Exercise: Find the lines holding the string "Вибродемпфер" in the data, then copy all of them.

_ _ _ _ _

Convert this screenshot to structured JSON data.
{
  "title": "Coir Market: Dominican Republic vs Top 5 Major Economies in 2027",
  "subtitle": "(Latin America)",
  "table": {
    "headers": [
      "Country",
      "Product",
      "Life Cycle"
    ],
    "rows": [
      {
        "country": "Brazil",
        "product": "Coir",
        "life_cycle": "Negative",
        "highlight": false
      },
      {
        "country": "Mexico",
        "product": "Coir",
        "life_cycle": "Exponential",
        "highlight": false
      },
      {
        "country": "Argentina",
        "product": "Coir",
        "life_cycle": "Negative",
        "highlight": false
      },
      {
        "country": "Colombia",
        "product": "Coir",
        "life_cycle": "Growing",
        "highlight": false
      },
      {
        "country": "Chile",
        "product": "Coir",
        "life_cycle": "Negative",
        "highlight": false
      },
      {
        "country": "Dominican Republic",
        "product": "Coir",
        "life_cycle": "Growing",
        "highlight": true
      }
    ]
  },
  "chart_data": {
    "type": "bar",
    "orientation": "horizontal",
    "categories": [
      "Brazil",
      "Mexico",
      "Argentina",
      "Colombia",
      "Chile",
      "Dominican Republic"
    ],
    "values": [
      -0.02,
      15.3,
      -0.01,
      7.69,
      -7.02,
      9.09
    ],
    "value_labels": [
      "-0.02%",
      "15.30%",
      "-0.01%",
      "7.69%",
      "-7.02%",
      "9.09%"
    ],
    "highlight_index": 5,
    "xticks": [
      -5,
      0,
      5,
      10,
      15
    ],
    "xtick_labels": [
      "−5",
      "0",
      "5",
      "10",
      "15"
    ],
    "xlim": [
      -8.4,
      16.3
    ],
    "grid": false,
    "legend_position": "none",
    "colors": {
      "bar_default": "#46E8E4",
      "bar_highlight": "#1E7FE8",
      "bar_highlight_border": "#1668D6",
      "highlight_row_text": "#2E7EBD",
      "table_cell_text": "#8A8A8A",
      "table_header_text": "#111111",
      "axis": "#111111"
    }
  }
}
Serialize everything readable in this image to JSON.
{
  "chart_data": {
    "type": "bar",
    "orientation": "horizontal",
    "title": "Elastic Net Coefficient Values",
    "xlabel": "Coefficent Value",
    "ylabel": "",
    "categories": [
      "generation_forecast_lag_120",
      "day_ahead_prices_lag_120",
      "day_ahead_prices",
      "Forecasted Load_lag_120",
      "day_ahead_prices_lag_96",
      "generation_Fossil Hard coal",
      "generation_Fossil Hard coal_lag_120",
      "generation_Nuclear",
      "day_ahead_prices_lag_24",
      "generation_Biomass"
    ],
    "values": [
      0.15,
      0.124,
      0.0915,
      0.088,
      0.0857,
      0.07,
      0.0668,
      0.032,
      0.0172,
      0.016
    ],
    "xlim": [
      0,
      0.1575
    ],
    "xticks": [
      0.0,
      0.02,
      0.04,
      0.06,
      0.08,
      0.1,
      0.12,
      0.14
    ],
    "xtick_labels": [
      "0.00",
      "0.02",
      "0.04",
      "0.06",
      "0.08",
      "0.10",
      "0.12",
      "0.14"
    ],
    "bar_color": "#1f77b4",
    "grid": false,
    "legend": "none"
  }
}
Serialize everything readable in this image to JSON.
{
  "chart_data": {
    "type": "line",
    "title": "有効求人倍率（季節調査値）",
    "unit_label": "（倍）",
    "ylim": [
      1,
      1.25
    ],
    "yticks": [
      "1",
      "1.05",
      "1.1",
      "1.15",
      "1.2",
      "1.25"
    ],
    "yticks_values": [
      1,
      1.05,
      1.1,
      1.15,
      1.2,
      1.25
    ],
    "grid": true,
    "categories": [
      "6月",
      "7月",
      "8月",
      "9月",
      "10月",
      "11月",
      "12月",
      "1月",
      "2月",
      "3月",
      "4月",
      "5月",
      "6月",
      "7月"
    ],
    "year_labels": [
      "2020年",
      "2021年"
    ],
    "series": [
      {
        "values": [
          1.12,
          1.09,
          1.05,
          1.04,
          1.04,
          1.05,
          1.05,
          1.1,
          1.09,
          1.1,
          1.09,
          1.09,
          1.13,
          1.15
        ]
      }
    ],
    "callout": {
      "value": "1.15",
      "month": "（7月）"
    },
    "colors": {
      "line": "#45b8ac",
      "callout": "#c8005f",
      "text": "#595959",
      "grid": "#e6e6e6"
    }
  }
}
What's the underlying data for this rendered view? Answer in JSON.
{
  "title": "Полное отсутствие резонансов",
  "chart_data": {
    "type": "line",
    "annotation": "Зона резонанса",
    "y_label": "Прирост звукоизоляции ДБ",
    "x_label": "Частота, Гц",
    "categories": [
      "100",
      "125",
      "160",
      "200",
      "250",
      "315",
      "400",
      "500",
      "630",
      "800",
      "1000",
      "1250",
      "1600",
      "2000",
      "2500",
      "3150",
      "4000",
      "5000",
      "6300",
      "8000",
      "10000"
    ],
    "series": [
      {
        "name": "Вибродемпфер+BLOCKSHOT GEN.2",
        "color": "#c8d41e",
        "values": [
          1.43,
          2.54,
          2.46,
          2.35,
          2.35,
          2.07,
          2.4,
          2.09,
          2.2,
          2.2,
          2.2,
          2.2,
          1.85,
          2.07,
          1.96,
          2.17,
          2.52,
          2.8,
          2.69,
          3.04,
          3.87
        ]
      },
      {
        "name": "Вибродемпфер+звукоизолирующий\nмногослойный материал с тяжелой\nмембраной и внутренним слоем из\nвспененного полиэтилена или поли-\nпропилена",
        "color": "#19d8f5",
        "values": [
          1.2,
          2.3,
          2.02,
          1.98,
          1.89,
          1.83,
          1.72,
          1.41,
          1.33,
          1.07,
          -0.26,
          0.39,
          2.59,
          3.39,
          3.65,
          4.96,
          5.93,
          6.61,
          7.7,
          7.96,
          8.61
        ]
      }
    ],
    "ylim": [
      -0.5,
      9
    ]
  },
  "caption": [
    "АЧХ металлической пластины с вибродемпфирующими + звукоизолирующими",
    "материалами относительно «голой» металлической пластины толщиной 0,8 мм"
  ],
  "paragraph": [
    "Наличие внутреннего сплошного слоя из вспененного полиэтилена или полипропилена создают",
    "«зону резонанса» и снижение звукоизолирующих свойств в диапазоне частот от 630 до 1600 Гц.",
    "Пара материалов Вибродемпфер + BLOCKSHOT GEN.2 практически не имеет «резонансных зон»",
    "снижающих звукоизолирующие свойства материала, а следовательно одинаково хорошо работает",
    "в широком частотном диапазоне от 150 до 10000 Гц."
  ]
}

_ _ _ _ _

Worked answer:
        "name": "Вибродемпфер+BLOCKSHOT GEN.2",
        "name": "Вибродемпфер+звукоизолирующий\nмногослойный материал с тяжелой\nмембраной и внутренним слоем из\nвспененного полиэтилена или поли-\nпропилена",
    "Пара материалов Вибродемпфер + BLOCKSHOT GEN.2 практически не имеет «резонансных зон»",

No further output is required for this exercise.